Records from a dataset:

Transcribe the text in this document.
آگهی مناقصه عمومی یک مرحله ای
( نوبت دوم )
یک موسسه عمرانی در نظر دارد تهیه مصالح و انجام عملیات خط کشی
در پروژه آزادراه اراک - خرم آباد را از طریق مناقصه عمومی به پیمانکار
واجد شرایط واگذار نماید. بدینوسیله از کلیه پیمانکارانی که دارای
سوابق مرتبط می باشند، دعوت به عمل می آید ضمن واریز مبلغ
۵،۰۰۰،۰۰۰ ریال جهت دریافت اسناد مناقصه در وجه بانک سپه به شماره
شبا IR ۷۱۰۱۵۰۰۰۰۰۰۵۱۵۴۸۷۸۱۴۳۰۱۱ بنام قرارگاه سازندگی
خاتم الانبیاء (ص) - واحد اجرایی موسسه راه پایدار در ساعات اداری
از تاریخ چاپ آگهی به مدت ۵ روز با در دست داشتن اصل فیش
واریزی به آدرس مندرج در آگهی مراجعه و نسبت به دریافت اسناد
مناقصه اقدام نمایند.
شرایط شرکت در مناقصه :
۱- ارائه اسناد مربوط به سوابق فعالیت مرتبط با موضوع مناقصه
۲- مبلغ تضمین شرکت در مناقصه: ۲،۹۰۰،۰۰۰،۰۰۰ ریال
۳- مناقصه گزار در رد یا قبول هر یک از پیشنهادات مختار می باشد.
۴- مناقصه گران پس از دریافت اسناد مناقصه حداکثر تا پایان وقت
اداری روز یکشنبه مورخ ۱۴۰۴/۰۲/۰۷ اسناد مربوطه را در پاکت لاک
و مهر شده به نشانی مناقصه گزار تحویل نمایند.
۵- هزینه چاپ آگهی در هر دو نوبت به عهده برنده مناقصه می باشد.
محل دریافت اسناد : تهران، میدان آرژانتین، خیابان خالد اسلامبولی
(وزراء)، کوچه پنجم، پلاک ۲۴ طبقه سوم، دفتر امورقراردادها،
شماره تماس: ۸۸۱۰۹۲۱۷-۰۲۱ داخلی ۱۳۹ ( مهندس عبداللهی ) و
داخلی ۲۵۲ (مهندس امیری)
...
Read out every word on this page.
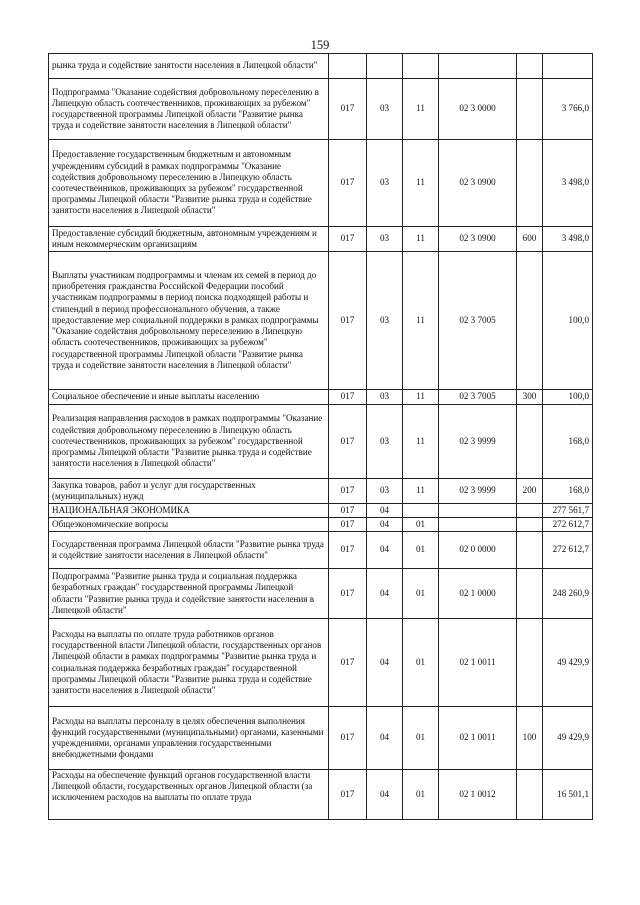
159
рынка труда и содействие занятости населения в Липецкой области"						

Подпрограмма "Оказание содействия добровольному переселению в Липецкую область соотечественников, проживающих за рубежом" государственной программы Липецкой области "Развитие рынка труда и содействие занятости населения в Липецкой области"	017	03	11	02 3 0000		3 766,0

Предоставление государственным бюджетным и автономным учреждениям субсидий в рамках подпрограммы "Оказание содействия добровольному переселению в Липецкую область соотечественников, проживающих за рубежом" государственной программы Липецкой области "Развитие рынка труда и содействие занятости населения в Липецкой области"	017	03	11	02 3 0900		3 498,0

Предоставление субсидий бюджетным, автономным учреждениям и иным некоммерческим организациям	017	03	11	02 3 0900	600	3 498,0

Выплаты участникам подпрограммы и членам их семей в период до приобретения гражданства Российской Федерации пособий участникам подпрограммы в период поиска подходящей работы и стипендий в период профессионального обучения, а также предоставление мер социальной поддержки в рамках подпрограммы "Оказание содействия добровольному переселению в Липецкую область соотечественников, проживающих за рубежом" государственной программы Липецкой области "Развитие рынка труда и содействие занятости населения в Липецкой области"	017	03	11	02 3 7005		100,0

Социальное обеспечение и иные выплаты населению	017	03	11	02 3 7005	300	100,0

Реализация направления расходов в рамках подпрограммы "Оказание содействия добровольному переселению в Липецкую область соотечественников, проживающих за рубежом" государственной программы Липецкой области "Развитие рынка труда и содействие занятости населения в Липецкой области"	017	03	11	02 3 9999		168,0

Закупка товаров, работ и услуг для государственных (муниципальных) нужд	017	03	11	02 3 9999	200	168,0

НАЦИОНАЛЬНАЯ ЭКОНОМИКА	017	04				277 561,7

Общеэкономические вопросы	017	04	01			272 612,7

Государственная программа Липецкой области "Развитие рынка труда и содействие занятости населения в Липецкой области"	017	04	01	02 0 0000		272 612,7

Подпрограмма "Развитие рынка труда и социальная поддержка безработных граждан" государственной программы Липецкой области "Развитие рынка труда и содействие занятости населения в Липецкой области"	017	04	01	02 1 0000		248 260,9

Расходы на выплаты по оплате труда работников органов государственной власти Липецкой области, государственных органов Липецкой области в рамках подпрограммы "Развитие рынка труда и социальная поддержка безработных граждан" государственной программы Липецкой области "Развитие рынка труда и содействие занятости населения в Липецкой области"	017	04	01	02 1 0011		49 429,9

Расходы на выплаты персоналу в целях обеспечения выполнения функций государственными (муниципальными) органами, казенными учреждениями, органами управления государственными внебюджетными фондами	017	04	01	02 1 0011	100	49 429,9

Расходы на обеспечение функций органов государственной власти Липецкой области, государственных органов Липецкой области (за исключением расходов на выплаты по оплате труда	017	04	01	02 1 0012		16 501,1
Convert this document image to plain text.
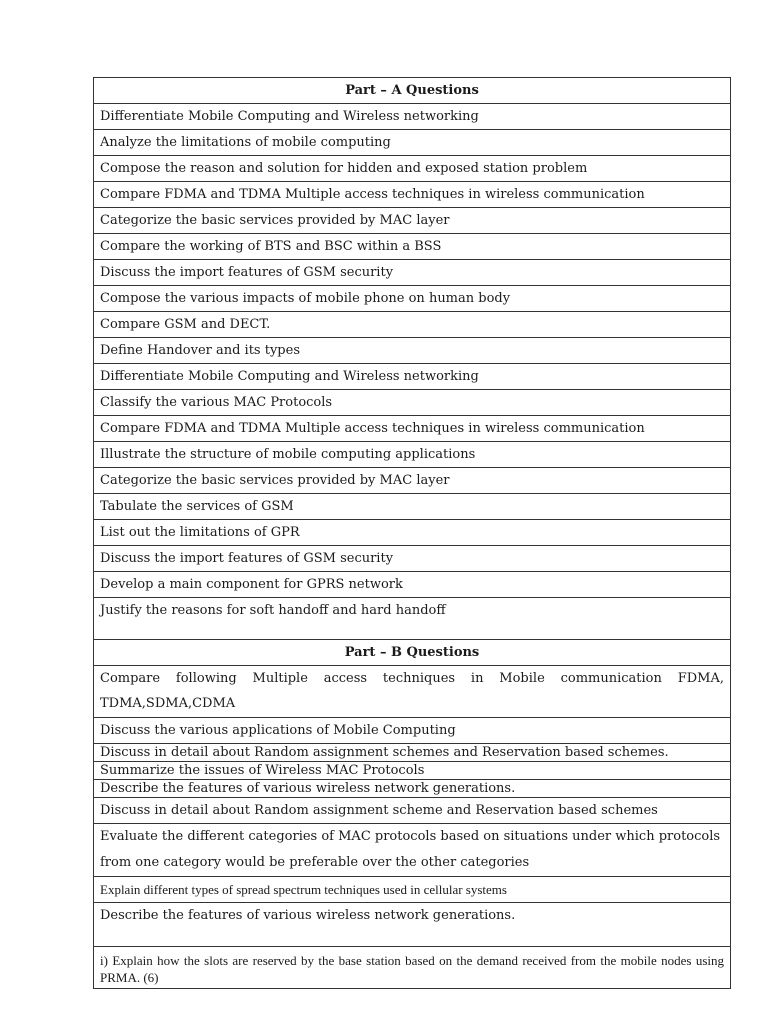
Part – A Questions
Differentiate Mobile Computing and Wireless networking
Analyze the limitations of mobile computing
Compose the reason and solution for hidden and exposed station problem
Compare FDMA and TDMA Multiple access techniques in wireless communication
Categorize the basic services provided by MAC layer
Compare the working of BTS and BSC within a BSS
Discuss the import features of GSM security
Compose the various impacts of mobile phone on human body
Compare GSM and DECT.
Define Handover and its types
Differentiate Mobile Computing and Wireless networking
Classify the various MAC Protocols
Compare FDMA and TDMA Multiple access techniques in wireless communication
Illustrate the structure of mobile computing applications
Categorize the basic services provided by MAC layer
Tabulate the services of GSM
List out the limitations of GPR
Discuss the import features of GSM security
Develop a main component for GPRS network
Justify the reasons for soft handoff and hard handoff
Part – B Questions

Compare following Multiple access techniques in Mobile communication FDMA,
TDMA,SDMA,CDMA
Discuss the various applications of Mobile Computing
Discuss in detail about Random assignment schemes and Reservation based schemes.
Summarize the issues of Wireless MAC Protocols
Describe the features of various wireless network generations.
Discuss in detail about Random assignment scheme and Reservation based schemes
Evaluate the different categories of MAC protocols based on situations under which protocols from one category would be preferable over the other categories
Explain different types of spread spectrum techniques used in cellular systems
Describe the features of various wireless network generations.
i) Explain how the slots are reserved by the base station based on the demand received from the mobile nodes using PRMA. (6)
==
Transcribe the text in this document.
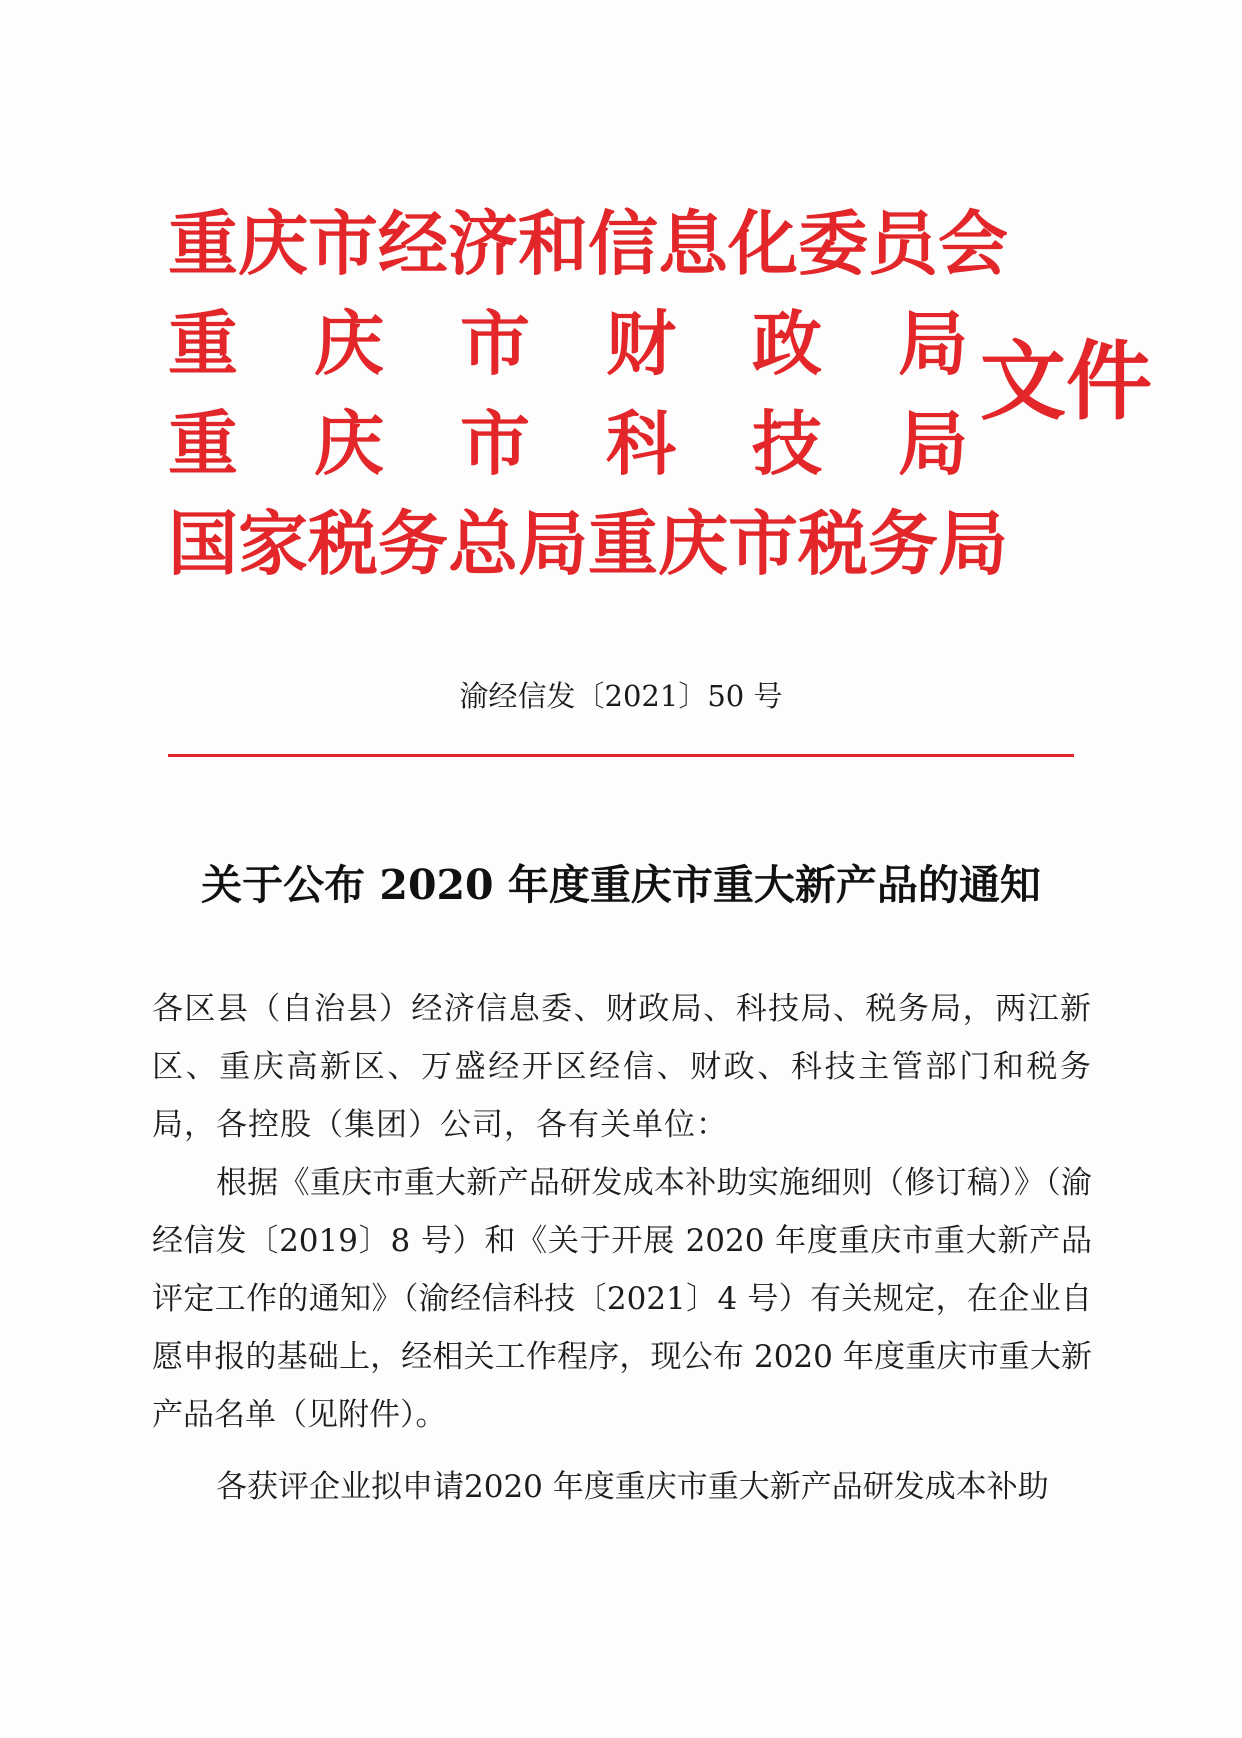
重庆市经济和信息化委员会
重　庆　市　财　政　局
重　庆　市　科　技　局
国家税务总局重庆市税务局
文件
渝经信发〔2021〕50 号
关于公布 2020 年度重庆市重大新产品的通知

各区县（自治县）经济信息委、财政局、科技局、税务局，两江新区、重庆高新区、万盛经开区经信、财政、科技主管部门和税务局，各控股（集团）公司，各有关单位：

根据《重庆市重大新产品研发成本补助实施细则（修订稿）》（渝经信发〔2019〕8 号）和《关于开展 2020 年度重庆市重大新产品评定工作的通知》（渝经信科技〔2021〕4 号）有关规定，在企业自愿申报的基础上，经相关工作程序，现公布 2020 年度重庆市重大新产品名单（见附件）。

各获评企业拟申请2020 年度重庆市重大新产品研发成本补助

- REQUIRED WORK -
Lines that hold "Расходы" are the ones to copy; find all of them.

- RESULT FOR THIS EXERCISE -
Расходы на выплаты по оплате труда работников органов государственной власти Липецкой области, государственных органов Липецкой области в рамках подпрограммы "Развитие рынка труда и социальная поддержка безработных граждан" государственной программы Липецкой области "Развитие рынка труда и содействие занятости населения в Липецкой области"	017	04	01	02 1 0011		49 429,9
Расходы на выплаты персоналу в целях обеспечения выполнения функций государственными (муниципальными) органами, казенными учреждениями, органами управления государственными внебюджетными фондами	017	04	01	02 1 0011	100	49 429,9
Расходы на обеспечение функций органов государственной власти Липецкой области, государственных органов Липецкой области (за исключением расходов на выплаты по оплате труда	017	04	01	02 1 0012		16 501,1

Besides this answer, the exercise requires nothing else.